> **STATED PROBLEM**
In the entries below, find every line holding the string "this" and collect it.

(Collected data)
^^^^^^^^
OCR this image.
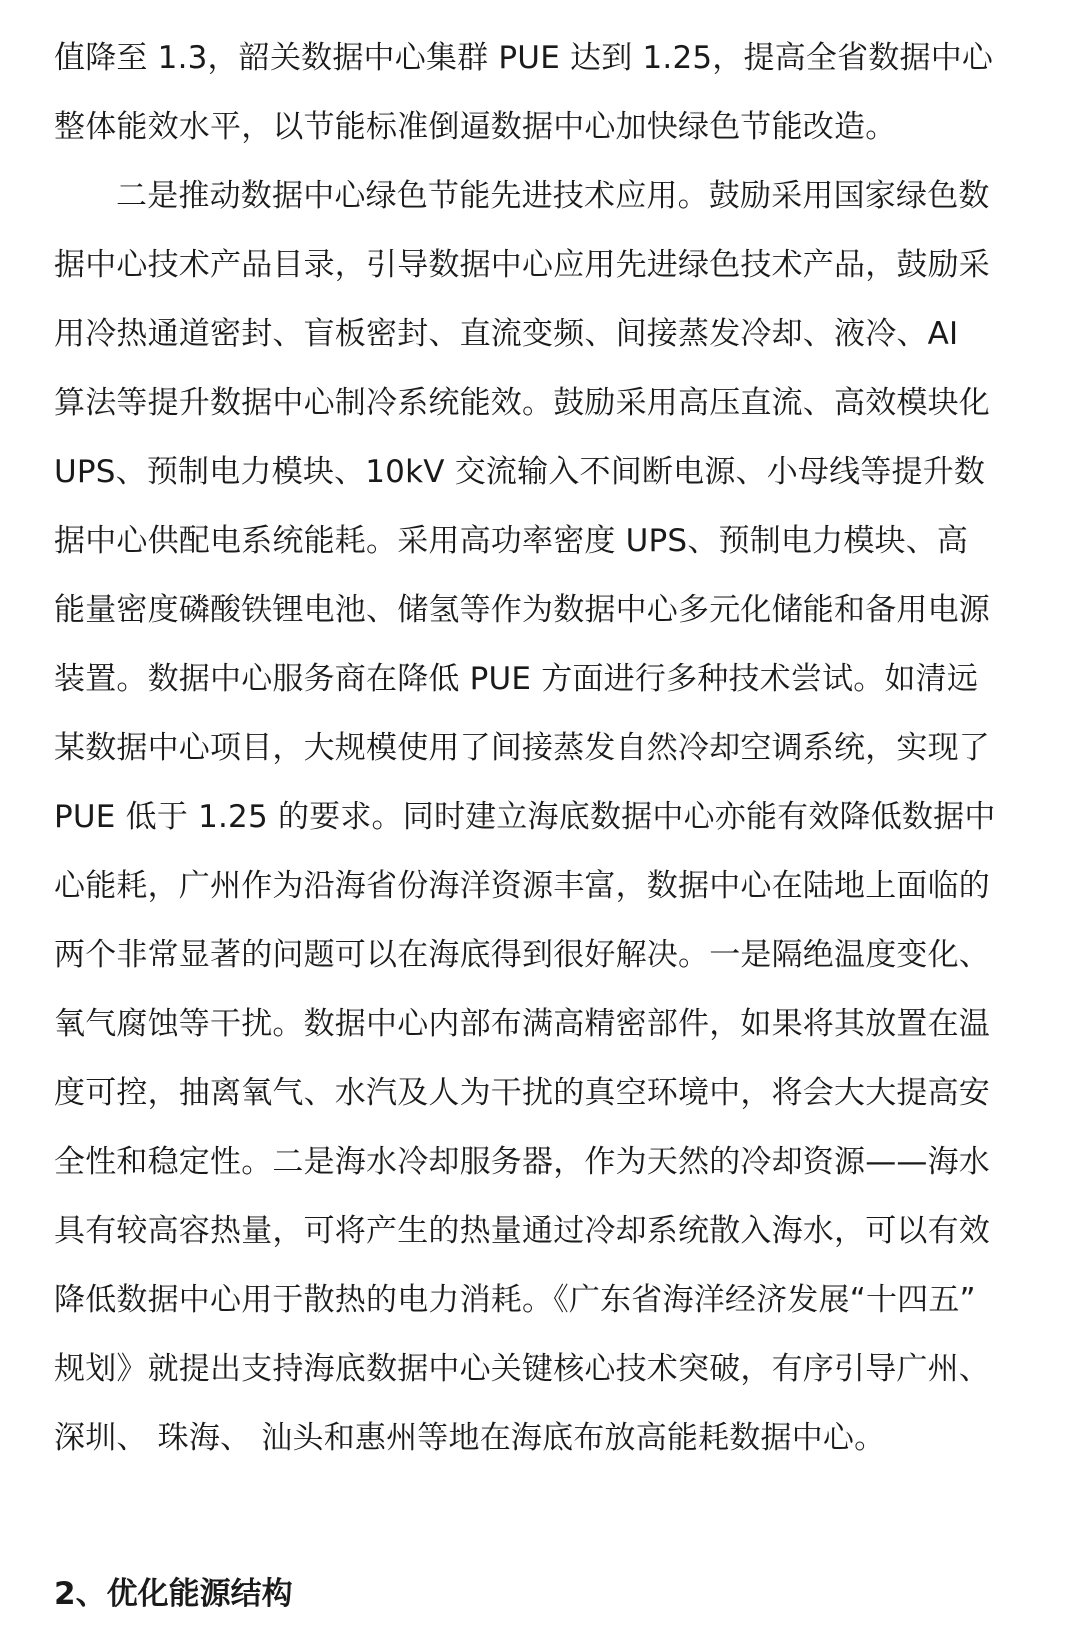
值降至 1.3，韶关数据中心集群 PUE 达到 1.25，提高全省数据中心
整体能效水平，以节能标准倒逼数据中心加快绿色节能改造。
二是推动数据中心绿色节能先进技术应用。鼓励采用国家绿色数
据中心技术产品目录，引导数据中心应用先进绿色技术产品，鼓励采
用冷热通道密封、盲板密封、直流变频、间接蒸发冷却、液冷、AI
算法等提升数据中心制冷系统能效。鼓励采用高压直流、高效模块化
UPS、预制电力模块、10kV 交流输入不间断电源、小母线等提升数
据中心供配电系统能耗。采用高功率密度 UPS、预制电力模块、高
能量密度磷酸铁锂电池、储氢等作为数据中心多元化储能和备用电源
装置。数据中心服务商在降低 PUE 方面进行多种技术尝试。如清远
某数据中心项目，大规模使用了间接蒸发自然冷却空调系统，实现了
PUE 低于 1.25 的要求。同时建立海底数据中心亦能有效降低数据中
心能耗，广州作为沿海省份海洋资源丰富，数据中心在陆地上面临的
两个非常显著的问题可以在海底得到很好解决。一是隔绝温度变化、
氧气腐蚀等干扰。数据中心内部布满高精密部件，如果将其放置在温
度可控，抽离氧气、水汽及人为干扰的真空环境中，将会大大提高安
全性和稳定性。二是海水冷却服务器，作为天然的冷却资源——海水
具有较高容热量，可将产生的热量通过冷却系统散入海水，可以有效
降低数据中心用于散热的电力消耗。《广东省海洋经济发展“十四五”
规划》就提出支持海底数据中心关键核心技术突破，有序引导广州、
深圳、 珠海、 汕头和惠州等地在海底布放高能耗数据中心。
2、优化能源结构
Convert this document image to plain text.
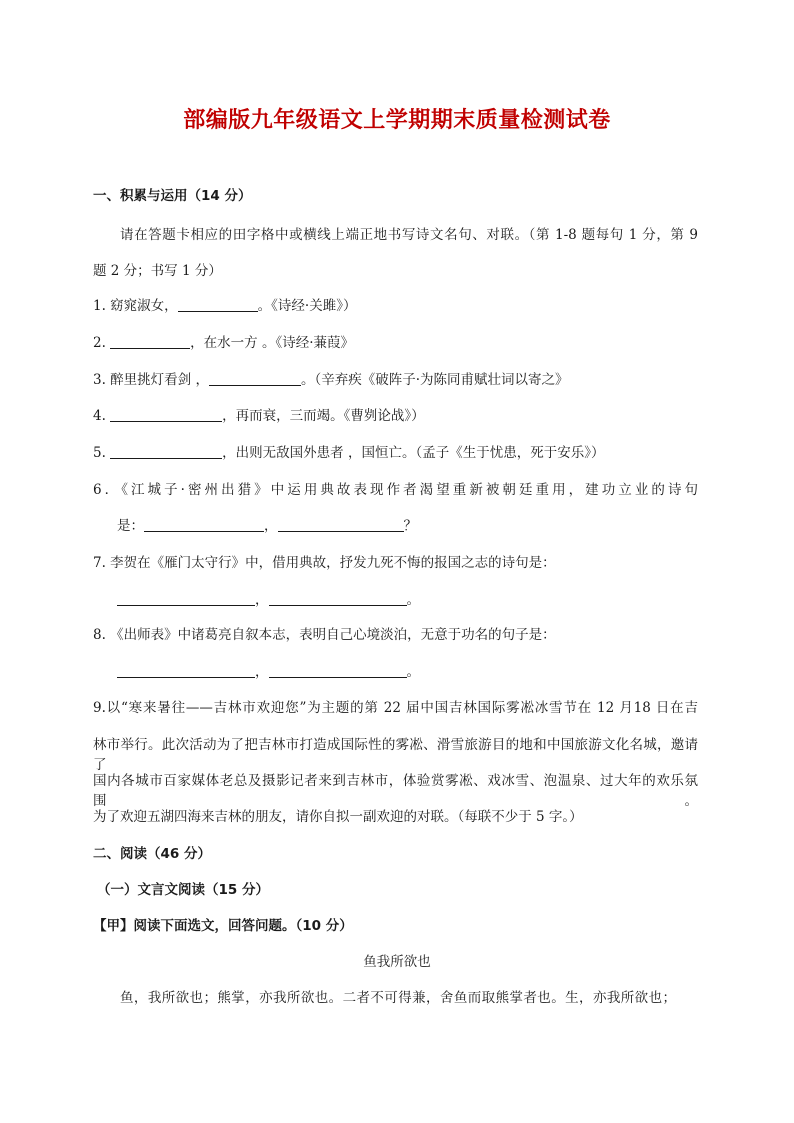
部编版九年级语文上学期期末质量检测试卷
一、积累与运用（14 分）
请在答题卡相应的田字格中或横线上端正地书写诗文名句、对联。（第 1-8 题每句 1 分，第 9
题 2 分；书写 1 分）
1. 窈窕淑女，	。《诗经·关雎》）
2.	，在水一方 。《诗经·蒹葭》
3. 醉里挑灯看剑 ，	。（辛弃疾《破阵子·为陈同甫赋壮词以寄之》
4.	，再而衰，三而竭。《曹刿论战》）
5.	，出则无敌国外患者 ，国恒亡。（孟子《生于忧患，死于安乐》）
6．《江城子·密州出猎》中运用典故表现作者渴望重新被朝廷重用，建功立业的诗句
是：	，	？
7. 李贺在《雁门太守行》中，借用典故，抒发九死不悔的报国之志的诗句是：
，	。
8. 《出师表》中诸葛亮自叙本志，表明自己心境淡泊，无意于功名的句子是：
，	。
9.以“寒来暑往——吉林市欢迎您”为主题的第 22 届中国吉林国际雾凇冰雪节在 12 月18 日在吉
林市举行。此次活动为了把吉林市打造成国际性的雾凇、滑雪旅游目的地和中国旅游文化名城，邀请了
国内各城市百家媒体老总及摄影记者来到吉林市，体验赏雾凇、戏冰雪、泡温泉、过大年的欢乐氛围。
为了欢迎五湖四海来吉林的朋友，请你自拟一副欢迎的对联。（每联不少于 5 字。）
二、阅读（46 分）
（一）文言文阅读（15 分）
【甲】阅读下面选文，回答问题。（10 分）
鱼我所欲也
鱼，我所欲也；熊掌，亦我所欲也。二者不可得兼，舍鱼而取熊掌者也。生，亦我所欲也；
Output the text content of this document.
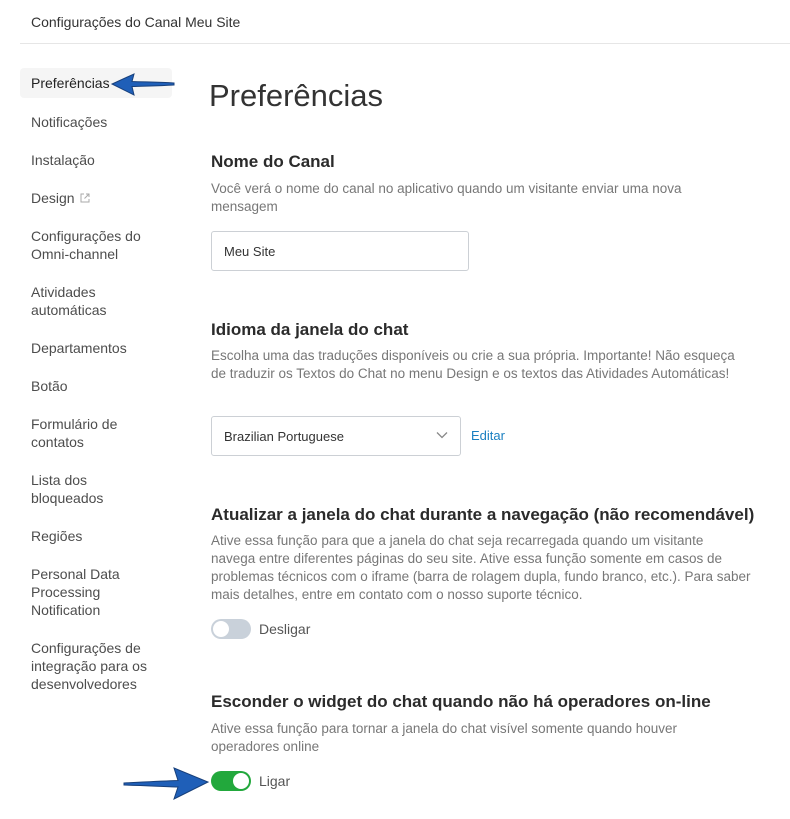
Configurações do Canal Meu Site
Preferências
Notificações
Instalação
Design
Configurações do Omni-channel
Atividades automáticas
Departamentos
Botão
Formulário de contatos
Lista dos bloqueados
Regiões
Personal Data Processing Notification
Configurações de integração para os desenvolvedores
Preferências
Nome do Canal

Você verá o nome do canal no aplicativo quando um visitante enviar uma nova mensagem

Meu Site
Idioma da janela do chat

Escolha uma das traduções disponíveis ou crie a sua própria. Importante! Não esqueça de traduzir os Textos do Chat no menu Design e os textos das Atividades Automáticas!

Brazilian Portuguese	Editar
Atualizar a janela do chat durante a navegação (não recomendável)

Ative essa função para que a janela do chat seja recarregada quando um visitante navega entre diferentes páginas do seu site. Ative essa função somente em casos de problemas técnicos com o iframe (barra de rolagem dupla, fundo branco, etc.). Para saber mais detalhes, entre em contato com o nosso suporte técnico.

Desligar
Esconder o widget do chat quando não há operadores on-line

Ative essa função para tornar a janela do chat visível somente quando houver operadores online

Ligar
^^^^^^^^
> **RESPONSE TO THE EXERCISE**
OCR this image.
Convert this document image to plain text.
Output the text content of this document.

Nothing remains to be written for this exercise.